[Items listed in a dataset]
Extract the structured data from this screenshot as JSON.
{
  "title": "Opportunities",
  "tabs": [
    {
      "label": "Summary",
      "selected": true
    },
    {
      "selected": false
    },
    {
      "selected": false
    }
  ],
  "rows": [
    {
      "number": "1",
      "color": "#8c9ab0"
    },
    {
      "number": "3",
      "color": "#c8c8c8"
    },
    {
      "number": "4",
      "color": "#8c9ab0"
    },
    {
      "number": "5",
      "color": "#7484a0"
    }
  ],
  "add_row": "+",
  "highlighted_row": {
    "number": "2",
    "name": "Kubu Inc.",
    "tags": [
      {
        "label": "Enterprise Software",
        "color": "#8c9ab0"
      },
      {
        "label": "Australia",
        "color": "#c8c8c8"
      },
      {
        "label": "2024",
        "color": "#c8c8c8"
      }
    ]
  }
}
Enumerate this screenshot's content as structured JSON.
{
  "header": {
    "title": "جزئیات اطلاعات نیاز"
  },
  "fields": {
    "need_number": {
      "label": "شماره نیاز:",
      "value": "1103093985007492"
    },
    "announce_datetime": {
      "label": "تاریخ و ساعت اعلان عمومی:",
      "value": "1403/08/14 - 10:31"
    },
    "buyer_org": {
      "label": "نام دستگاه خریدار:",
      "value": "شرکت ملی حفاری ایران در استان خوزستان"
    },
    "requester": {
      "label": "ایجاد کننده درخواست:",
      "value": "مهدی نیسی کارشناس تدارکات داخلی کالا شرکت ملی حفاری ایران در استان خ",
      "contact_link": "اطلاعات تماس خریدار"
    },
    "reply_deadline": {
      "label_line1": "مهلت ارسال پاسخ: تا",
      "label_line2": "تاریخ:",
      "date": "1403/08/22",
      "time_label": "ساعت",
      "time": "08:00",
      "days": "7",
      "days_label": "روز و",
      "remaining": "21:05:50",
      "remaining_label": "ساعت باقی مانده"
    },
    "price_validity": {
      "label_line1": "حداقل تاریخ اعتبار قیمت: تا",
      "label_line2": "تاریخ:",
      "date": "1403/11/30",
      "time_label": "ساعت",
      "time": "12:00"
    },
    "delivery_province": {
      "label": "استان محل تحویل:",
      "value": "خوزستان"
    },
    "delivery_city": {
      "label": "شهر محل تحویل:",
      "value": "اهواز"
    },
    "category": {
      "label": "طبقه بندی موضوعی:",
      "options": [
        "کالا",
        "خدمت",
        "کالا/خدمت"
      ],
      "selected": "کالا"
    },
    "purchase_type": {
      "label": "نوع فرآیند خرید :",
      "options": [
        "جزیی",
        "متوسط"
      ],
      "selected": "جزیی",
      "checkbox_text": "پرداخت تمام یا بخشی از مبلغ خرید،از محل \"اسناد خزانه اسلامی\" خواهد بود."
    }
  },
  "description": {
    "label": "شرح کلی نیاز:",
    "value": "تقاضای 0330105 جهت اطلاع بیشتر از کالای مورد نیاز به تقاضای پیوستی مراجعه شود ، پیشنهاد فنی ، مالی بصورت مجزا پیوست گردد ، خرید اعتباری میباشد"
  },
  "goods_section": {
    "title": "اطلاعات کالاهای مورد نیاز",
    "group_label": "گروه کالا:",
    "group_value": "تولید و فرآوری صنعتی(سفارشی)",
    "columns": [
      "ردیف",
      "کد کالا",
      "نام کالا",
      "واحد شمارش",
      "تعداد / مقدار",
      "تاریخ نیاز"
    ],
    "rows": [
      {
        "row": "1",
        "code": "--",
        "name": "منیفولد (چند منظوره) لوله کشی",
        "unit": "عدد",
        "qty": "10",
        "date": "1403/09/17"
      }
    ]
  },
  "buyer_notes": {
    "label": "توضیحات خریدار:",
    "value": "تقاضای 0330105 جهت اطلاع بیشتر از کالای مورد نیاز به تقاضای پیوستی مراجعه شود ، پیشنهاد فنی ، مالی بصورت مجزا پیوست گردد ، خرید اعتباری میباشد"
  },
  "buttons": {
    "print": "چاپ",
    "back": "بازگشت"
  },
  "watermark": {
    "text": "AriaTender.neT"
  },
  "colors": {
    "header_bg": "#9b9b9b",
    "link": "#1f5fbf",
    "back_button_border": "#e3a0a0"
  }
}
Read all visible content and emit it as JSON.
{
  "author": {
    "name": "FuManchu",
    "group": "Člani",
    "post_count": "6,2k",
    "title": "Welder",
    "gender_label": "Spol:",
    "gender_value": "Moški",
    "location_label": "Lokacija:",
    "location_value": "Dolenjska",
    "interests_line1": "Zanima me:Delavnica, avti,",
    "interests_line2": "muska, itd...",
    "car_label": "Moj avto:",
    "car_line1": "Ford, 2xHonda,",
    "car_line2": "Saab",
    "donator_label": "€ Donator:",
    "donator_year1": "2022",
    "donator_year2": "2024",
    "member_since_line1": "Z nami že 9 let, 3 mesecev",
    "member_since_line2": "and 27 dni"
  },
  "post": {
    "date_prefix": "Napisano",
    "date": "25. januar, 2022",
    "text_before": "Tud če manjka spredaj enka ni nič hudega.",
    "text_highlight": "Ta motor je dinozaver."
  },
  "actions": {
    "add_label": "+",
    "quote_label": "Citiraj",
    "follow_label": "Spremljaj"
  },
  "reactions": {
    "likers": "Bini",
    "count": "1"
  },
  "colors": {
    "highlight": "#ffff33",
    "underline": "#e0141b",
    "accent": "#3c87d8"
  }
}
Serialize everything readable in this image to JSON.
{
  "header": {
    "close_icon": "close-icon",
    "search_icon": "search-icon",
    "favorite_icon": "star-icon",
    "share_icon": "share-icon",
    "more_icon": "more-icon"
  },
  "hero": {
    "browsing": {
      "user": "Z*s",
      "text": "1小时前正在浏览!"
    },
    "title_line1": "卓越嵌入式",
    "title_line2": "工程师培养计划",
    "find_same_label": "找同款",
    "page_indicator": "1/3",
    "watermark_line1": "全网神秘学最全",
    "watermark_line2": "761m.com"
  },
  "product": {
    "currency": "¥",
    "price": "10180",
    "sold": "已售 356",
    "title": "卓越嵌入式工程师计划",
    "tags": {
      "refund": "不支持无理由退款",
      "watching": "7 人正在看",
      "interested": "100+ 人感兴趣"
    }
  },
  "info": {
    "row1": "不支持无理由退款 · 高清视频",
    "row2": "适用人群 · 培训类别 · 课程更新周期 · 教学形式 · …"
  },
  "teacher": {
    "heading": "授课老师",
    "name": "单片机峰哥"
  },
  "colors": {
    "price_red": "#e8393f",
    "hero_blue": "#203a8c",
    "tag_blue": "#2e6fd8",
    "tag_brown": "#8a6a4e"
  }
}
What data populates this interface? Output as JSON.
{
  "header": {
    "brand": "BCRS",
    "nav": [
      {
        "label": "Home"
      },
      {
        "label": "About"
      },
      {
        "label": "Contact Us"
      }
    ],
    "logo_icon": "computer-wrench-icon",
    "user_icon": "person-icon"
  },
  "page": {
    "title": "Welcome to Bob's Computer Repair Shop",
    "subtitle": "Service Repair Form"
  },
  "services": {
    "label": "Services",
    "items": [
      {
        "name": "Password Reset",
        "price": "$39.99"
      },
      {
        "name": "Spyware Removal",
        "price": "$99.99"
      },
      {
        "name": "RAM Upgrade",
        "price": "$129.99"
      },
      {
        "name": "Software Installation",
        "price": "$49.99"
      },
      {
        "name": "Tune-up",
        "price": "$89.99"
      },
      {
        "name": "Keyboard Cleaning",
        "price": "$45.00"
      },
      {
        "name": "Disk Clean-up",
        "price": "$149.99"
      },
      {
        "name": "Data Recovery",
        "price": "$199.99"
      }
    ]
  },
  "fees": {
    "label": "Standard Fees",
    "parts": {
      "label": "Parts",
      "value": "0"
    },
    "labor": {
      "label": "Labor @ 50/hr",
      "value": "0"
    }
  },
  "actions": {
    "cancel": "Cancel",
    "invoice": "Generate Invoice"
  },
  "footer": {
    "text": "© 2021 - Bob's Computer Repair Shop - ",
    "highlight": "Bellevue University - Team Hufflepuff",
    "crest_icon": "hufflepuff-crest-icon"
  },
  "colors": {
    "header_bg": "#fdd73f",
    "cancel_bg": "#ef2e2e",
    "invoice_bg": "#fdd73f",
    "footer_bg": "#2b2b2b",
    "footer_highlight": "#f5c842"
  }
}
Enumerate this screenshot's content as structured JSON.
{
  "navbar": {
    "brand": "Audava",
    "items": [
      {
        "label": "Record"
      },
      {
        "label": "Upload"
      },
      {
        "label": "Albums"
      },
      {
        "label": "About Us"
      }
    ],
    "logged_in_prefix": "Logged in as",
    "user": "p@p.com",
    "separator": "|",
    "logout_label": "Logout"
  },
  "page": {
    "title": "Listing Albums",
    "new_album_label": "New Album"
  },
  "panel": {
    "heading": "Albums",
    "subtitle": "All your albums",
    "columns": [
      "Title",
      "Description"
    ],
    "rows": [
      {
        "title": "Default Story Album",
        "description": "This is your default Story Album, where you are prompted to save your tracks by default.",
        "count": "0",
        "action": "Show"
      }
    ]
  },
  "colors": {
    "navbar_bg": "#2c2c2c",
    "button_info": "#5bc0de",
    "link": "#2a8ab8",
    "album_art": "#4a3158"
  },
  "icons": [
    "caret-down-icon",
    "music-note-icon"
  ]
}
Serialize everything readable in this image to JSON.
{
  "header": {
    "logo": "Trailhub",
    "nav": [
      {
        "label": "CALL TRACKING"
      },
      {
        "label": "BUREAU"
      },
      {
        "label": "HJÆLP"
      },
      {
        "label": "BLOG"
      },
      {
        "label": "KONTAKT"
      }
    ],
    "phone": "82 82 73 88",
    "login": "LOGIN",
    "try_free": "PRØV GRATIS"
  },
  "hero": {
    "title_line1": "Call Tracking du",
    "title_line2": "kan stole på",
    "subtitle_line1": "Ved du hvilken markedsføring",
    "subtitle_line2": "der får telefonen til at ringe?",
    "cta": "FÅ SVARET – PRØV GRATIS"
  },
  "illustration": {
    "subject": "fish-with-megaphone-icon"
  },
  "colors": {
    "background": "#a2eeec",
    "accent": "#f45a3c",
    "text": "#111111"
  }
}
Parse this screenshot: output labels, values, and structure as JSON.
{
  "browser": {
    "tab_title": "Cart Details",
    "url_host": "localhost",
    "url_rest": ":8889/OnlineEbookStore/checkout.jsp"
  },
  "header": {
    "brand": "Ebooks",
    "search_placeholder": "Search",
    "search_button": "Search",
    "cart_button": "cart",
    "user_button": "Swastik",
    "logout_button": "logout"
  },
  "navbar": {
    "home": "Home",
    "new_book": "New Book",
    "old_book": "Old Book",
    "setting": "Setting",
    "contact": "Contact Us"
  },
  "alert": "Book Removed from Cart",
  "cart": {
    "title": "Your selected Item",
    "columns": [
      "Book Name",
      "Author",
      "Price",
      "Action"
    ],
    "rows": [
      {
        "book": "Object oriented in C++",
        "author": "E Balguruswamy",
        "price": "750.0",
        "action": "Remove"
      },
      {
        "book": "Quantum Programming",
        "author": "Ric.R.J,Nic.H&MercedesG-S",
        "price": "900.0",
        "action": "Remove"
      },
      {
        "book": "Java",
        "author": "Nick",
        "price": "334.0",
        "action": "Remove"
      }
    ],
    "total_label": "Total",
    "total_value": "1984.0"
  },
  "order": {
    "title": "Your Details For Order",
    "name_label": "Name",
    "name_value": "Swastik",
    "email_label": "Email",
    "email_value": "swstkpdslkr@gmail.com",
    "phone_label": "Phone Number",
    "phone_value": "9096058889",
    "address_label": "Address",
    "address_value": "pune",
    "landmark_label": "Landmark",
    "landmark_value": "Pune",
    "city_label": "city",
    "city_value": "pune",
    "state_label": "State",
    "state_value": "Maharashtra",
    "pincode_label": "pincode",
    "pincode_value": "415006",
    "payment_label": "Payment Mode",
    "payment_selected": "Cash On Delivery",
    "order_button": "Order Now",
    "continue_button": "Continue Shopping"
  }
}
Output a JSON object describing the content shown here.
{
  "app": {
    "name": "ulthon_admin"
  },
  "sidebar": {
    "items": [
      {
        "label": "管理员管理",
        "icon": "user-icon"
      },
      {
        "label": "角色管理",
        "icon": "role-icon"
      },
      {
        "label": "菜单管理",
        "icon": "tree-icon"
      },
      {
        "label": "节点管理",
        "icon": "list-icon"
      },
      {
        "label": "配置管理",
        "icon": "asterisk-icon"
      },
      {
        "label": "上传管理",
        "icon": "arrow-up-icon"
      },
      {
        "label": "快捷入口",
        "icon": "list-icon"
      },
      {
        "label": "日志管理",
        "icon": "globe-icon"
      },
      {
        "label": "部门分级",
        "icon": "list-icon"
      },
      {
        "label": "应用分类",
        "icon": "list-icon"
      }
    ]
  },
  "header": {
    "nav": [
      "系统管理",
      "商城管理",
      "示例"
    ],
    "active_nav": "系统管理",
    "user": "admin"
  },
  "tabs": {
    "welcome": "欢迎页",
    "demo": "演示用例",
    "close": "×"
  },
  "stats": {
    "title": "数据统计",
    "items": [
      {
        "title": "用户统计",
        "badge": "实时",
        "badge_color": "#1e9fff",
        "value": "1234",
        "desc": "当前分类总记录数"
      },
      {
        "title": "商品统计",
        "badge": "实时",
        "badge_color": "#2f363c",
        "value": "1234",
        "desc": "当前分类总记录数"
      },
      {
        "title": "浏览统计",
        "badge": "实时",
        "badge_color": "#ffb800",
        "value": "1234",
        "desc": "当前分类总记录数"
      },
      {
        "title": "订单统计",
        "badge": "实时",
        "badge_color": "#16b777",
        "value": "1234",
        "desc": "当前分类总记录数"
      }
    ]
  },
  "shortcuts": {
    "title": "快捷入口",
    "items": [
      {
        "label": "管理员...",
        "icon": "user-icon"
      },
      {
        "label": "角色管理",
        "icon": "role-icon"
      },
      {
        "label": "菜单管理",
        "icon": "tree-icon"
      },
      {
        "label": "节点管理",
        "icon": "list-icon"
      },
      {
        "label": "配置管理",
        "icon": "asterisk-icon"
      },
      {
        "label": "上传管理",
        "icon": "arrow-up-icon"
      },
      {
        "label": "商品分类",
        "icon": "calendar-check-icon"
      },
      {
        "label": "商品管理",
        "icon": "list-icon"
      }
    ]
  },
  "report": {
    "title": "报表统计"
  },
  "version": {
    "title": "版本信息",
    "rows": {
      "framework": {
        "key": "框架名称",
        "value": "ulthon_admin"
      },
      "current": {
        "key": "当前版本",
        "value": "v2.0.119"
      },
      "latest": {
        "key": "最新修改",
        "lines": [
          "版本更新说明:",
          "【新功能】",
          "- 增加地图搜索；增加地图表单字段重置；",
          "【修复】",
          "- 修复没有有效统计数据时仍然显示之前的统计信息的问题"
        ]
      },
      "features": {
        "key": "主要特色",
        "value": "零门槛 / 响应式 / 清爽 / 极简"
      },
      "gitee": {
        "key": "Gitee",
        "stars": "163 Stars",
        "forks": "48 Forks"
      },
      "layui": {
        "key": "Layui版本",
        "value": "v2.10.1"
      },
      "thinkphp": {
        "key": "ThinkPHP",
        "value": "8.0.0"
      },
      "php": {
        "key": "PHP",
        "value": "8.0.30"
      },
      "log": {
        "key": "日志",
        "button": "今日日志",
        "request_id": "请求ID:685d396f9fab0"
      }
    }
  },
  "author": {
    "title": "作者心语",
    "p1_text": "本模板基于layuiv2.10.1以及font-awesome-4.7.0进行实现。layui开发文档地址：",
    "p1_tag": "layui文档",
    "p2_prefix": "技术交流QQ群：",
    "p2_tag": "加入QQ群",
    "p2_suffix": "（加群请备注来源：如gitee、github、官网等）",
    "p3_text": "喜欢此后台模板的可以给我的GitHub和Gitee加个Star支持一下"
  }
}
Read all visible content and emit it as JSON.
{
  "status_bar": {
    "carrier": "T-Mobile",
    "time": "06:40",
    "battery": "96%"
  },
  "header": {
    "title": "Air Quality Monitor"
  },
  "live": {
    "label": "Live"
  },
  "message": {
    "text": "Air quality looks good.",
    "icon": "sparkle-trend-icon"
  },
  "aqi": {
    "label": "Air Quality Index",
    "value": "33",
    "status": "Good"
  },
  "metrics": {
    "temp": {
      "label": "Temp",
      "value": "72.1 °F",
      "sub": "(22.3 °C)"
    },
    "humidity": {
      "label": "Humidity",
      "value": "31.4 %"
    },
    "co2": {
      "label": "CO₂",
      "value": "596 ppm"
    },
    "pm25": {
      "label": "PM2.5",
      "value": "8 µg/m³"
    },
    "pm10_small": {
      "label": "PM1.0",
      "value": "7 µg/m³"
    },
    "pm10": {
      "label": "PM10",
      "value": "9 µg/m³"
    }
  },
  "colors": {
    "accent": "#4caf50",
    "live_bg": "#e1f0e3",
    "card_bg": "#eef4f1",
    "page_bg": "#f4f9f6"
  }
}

Prompt: Copy each line of the listing in which the word "Details" can be found.

Written response:
    "tab_title": "Cart Details",
    "title": "Your Details For Order",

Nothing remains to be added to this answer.